**Records supplied:**
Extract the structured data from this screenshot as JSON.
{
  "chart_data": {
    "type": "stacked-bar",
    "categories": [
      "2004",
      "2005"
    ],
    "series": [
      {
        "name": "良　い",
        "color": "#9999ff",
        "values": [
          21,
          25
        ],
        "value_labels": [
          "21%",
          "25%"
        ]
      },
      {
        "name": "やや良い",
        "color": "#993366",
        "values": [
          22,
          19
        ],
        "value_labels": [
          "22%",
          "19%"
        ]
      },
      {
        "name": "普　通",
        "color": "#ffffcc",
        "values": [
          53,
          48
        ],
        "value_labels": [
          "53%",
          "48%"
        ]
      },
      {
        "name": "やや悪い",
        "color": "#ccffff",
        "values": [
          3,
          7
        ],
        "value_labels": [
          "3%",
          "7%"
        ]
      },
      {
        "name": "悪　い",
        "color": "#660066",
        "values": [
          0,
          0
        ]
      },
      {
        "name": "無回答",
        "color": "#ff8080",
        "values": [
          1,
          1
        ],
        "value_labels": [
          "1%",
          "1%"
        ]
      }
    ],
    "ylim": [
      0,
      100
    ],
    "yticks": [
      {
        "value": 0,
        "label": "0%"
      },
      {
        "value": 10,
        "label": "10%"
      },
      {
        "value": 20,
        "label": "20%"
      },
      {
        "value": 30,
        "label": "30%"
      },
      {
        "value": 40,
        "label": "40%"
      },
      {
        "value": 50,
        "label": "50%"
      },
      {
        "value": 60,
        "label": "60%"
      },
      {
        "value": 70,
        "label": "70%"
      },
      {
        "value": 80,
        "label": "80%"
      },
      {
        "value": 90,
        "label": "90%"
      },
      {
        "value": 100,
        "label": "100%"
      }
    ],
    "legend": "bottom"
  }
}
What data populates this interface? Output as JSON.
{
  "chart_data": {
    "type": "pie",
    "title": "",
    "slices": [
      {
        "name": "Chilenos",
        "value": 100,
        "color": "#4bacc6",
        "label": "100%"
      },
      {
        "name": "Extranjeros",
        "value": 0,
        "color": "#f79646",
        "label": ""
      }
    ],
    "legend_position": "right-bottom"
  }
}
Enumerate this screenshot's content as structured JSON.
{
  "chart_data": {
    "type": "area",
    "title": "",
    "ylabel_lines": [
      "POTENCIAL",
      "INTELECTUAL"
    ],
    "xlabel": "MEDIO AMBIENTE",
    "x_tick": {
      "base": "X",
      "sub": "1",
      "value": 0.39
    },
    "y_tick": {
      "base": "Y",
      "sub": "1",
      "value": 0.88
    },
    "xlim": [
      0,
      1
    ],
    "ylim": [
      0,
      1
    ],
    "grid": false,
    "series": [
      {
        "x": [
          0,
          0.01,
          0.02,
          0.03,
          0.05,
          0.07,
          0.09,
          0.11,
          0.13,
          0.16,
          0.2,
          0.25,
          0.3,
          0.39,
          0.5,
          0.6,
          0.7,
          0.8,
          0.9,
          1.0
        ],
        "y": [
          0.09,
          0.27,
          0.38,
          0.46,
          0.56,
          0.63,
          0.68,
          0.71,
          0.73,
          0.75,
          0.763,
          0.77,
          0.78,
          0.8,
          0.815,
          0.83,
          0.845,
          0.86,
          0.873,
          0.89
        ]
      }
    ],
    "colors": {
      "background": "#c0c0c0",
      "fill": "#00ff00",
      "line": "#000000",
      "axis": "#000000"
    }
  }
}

**Given task:**
Extract the data in full. Keep it word for word.

**Response below:**
Extract the structured data from this screenshot as JSON.
{
  "chart_data": {
    "type": "stacked-bar",
    "categories": [
      "2004",
      "2005"
    ],
    "series": [
      {
        "name": "良　い",
        "color": "#9999ff",
        "values": [
          21,
          25
        ],
        "value_labels": [
          "21%",
          "25%"
        ]
      },
      {
        "name": "やや良い",
        "color": "#993366",
        "values": [
          22,
          19
        ],
        "value_labels": [
          "22%",
          "19%"
        ]
      },
      {
        "name": "普　通",
        "color": "#ffffcc",
        "values": [
          53,
          48
        ],
        "value_labels": [
          "53%",
          "48%"
        ]
      },
      {
        "name": "やや悪い",
        "color": "#ccffff",
        "values": [
          3,
          7
        ],
        "value_labels": [
          "3%",
          "7%"
        ]
      },
      {
        "name": "悪　い",
        "color": "#660066",
        "values": [
          0,
          0
        ]
      },
      {
        "name": "無回答",
        "color": "#ff8080",
        "values": [
          1,
          1
        ],
        "value_labels": [
          "1%",
          "1%"
        ]
      }
    ],
    "ylim": [
      0,
      100
    ],
    "yticks": [
      {
        "value": 0,
        "label": "0%"
      },
      {
        "value": 10,
        "label": "10%"
      },
      {
        "value": 20,
        "label": "20%"
      },
      {
        "value": 30,
        "label": "30%"
      },
      {
        "value": 40,
        "label": "40%"
      },
      {
        "value": 50,
        "label": "50%"
      },
      {
        "value": 60,
        "label": "60%"
      },
      {
        "value": 70,
        "label": "70%"
      },
      {
        "value": 80,
        "label": "80%"
      },
      {
        "value": 90,
        "label": "90%"
      },
      {
        "value": 100,
        "label": "100%"
      }
    ],
    "legend": "bottom"
  }
}
What data populates this interface? Output as JSON.
{
  "chart_data": {
    "type": "pie",
    "title": "",
    "slices": [
      {
        "name": "Chilenos",
        "value": 100,
        "color": "#4bacc6",
        "label": "100%"
      },
      {
        "name": "Extranjeros",
        "value": 0,
        "color": "#f79646",
        "label": ""
      }
    ],
    "legend_position": "right-bottom"
  }
}
Enumerate this screenshot's content as structured JSON.
{
  "chart_data": {
    "type": "area",
    "title": "",
    "ylabel_lines": [
      "POTENCIAL",
      "INTELECTUAL"
    ],
    "xlabel": "MEDIO AMBIENTE",
    "x_tick": {
      "base": "X",
      "sub": "1",
      "value": 0.39
    },
    "y_tick": {
      "base": "Y",
      "sub": "1",
      "value": 0.88
    },
    "xlim": [
      0,
      1
    ],
    "ylim": [
      0,
      1
    ],
    "grid": false,
    "series": [
      {
        "x": [
          0,
          0.01,
          0.02,
          0.03,
          0.05,
          0.07,
          0.09,
          0.11,
          0.13,
          0.16,
          0.2,
          0.25,
          0.3,
          0.39,
          0.5,
          0.6,
          0.7,
          0.8,
          0.9,
          1.0
        ],
        "y": [
          0.09,
          0.27,
          0.38,
          0.46,
          0.56,
          0.63,
          0.68,
          0.71,
          0.73,
          0.75,
          0.763,
          0.77,
          0.78,
          0.8,
          0.815,
          0.83,
          0.845,
          0.86,
          0.873,
          0.89
        ]
      }
    ],
    "colors": {
      "background": "#c0c0c0",
      "fill": "#00ff00",
      "line": "#000000",
      "axis": "#000000"
    }
  }
}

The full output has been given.